▸ **DATA EXCERPTS**
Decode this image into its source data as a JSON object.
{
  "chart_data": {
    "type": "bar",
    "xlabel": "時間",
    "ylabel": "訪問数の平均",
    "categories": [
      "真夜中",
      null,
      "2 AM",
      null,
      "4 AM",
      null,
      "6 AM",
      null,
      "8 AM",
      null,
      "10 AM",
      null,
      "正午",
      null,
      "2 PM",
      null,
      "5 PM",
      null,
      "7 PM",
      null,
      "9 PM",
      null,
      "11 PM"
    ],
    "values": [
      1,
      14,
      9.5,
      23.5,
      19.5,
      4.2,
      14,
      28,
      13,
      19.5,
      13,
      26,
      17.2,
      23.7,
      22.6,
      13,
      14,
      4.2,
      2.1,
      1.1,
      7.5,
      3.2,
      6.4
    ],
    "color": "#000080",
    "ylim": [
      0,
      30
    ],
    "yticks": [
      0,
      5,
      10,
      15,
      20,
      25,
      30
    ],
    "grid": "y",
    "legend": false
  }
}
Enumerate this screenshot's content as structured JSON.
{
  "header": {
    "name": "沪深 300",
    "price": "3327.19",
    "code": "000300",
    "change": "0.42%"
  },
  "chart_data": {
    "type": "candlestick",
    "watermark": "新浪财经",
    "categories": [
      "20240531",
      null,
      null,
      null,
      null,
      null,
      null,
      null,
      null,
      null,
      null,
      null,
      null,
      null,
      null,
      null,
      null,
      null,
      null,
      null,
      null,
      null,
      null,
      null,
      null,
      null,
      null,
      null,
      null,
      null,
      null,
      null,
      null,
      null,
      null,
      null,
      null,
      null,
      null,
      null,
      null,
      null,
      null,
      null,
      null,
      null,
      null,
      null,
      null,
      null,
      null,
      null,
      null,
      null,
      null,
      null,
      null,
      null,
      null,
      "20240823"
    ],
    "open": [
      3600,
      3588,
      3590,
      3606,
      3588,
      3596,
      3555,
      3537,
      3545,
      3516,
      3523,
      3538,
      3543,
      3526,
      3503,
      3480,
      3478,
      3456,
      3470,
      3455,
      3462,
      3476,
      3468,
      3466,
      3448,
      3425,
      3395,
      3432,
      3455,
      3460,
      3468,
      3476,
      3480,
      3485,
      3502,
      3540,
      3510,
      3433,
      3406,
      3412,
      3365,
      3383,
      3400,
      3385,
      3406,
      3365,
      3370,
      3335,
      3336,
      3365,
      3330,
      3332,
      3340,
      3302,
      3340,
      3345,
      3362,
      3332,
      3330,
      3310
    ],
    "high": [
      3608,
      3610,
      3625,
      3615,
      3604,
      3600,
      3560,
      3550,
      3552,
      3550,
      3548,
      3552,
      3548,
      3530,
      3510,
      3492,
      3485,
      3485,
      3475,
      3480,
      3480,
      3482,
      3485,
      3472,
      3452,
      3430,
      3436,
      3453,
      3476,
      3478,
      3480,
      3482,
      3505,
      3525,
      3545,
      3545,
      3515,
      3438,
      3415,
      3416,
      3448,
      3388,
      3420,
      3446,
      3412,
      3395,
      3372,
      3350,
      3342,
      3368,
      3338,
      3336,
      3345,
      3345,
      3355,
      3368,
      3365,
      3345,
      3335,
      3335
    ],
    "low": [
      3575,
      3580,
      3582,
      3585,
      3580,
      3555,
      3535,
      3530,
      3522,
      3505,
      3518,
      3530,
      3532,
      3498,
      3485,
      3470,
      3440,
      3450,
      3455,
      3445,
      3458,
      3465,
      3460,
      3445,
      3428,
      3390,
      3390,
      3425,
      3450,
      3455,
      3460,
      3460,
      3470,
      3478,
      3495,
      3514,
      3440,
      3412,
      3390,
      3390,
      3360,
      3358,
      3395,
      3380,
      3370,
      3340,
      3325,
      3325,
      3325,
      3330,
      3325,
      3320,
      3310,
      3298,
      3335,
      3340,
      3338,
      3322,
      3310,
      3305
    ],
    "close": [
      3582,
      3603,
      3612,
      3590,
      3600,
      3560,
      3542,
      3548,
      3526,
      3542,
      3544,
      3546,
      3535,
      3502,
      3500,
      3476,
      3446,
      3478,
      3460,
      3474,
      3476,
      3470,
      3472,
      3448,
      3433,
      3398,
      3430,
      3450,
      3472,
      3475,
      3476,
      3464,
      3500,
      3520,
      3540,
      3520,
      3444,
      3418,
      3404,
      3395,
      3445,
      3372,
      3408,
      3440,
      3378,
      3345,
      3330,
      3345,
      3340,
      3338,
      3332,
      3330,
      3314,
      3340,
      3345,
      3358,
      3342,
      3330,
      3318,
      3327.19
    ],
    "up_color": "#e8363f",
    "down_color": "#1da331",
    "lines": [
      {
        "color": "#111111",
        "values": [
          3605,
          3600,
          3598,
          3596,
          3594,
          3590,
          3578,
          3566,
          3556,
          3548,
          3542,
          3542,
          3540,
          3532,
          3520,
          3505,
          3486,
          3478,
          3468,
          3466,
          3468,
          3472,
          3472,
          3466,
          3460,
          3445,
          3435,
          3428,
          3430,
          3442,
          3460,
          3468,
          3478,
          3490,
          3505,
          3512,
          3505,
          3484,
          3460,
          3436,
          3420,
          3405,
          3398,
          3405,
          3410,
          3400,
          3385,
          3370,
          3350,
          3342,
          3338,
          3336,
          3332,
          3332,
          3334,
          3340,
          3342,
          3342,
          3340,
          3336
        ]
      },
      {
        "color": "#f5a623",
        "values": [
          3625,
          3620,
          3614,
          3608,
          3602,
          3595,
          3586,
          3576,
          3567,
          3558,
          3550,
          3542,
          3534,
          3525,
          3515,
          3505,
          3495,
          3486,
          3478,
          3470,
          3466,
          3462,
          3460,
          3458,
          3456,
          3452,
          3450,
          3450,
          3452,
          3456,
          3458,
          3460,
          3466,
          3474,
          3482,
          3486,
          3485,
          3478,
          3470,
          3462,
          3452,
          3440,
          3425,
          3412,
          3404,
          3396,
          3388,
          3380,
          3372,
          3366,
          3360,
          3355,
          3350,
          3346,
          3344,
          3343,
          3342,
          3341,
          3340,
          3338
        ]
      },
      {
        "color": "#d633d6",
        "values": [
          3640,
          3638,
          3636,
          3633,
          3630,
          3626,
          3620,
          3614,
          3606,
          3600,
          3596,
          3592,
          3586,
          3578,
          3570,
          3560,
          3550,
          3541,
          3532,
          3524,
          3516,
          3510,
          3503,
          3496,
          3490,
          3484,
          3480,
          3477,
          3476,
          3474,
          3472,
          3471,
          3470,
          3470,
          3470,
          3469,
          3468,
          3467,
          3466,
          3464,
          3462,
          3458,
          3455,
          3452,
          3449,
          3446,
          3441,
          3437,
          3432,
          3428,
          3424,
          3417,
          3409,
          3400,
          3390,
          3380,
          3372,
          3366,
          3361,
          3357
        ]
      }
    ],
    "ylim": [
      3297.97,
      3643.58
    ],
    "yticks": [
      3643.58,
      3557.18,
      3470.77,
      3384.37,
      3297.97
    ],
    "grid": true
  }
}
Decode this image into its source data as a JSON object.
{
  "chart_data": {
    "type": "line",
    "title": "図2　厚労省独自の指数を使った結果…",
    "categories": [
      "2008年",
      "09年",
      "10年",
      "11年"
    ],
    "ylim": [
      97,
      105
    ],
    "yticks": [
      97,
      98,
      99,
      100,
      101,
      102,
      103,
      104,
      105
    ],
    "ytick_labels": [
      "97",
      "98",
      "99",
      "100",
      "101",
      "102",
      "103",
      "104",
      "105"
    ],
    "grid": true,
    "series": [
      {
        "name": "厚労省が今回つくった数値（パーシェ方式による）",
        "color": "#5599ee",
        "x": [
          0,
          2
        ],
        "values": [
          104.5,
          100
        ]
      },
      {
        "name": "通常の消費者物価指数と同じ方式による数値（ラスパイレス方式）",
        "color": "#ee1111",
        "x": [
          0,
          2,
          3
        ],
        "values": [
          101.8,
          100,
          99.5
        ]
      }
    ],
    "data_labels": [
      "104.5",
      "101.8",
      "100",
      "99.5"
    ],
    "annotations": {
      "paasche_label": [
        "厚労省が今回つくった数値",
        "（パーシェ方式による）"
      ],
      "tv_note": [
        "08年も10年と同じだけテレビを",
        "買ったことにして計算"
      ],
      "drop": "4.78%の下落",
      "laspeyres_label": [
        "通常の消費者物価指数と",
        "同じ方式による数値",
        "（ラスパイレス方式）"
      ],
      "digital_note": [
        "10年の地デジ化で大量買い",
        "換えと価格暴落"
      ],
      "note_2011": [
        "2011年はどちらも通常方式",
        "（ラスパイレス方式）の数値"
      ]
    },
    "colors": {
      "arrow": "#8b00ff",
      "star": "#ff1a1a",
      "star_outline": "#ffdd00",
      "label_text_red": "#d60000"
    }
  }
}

▸ **WHAT IS REQUIRED**
Check each line of the records above for the string "name", and report every line that has it.

▸ **ANSWER FOR THE TASK**
    "name": "沪深 300",
        "name": "厚労省が今回つくった数値（パーシェ方式による）",
        "name": "通常の消費者物価指数と同じ方式による数値（ラスパイレス方式）",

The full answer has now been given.